[Collection entries]
────────

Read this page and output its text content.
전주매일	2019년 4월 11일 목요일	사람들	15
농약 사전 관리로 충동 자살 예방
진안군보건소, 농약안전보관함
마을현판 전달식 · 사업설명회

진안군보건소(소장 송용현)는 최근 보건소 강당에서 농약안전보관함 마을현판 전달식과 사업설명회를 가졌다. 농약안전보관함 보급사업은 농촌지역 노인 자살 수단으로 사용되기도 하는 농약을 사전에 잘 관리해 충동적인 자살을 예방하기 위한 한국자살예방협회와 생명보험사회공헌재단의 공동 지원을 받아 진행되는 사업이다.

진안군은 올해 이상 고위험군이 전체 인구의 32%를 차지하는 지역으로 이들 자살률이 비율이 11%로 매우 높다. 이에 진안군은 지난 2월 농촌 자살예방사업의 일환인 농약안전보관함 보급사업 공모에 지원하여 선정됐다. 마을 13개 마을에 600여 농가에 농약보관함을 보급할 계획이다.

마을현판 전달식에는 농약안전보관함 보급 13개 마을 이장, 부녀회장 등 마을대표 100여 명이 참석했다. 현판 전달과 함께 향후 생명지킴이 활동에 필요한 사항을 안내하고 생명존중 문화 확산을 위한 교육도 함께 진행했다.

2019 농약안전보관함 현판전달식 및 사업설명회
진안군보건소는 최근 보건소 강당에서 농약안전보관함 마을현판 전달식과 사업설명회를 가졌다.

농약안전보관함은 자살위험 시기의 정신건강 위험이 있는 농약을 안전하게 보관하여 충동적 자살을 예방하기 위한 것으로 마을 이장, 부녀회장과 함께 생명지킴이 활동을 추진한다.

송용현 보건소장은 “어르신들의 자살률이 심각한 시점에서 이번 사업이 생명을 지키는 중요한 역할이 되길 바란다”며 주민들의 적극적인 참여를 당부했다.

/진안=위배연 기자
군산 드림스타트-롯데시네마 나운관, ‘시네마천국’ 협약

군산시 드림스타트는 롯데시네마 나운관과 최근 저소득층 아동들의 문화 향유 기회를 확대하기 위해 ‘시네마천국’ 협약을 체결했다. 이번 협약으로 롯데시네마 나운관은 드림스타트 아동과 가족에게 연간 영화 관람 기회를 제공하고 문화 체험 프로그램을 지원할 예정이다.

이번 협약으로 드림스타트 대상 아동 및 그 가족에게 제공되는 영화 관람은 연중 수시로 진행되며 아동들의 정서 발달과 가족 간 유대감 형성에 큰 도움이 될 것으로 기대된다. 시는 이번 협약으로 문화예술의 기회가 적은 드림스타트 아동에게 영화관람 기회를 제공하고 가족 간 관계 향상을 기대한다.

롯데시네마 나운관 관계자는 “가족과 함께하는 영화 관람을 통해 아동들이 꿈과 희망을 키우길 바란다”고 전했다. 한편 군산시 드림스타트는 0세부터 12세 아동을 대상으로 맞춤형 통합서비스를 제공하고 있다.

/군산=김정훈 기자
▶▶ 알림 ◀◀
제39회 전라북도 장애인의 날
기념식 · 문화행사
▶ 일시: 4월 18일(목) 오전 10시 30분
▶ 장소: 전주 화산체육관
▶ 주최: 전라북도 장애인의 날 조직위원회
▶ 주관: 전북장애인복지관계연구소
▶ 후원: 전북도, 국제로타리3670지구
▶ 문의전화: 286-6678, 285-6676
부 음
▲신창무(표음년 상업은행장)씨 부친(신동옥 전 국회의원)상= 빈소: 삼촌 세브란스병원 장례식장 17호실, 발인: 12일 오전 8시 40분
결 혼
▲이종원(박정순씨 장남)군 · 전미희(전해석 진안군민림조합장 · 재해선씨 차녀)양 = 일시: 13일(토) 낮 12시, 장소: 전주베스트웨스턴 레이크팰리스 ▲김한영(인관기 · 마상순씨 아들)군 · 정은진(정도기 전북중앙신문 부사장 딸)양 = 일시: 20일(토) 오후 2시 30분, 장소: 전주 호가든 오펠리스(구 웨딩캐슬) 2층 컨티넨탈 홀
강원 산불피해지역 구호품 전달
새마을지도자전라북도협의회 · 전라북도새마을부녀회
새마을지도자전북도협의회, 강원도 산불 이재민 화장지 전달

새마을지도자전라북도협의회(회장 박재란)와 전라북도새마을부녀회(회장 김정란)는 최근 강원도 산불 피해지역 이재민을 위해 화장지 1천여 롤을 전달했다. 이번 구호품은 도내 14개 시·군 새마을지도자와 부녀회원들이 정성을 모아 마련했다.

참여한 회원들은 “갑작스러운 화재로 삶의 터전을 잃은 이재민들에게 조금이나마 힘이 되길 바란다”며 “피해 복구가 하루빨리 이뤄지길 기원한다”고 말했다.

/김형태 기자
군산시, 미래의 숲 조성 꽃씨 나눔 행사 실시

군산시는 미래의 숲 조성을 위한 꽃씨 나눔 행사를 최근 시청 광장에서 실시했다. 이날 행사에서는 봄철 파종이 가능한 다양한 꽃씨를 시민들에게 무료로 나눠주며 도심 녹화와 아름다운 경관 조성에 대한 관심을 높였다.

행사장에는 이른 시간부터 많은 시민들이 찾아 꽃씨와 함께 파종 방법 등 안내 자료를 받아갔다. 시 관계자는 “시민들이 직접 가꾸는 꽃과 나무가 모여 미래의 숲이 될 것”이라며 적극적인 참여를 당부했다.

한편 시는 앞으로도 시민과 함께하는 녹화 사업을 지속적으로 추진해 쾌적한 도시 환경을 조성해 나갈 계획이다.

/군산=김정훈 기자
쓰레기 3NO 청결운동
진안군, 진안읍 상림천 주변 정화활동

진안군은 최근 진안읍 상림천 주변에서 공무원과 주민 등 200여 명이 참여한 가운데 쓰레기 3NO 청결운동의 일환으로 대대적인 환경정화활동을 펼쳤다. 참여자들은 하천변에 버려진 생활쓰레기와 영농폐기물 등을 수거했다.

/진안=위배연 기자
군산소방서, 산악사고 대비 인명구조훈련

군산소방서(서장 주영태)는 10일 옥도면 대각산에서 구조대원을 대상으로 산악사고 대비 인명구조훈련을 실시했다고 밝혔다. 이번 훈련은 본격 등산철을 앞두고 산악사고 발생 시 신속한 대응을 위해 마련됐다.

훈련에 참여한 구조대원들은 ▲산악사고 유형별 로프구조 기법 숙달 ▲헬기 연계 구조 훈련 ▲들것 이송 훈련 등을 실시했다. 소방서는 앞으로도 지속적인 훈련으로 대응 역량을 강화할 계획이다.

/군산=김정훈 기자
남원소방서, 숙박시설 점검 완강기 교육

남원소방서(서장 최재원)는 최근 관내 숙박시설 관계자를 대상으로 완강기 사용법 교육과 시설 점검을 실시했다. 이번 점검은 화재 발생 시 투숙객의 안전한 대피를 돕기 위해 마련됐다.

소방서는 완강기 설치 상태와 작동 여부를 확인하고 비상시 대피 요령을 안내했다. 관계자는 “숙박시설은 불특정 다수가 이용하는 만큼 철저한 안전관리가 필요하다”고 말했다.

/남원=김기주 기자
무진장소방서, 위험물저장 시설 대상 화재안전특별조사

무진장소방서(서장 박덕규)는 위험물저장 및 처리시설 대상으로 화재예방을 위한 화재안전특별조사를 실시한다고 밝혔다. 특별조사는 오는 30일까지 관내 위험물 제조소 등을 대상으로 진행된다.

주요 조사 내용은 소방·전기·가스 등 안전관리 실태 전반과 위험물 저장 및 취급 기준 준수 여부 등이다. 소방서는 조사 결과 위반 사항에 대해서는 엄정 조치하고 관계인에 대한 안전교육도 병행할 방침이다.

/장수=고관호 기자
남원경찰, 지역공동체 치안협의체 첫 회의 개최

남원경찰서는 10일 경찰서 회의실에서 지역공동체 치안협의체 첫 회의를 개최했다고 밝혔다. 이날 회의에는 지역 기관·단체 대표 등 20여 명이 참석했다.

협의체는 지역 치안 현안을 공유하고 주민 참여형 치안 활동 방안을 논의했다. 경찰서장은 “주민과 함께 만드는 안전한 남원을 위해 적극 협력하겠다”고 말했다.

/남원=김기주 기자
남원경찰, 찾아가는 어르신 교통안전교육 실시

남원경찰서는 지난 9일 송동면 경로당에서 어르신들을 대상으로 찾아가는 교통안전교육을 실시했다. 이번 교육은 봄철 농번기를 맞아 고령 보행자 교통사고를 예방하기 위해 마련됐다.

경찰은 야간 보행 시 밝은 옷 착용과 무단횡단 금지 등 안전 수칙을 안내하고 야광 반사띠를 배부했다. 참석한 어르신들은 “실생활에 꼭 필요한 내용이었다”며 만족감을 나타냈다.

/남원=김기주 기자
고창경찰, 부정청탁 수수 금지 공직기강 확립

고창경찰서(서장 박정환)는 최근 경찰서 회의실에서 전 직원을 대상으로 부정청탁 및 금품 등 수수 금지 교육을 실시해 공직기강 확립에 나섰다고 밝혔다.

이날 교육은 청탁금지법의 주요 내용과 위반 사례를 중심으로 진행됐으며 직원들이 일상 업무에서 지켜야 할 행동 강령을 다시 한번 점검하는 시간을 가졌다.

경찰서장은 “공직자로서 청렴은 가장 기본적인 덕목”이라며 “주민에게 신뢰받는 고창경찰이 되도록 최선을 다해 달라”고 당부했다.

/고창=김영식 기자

────────

» **TASK TO CARRY OUT**
Reproduce each line holding the word "드림스타트는".

» **RESPONSE**
군산시 드림스타트는 롯데시네마 나운관과 최근 저소득층 아동들의 문화 향유 기회를 확대하기 위해 ‘시네마천국’ 협약을 체결했다. 이번 협약으로 롯데시네마 나운관은 드림스타트 아동과 가족에게 연간 영화 관람 기회를 제공하고 문화 체험 프로그램을 지원할 예정이다.
롯데시네마 나운관 관계자는 “가족과 함께하는 영화 관람을 통해 아동들이 꿈과 희망을 키우길 바란다”고 전했다. 한편 군산시 드림스타트는 0세부터 12세 아동을 대상으로 맞춤형 통합서비스를 제공하고 있다.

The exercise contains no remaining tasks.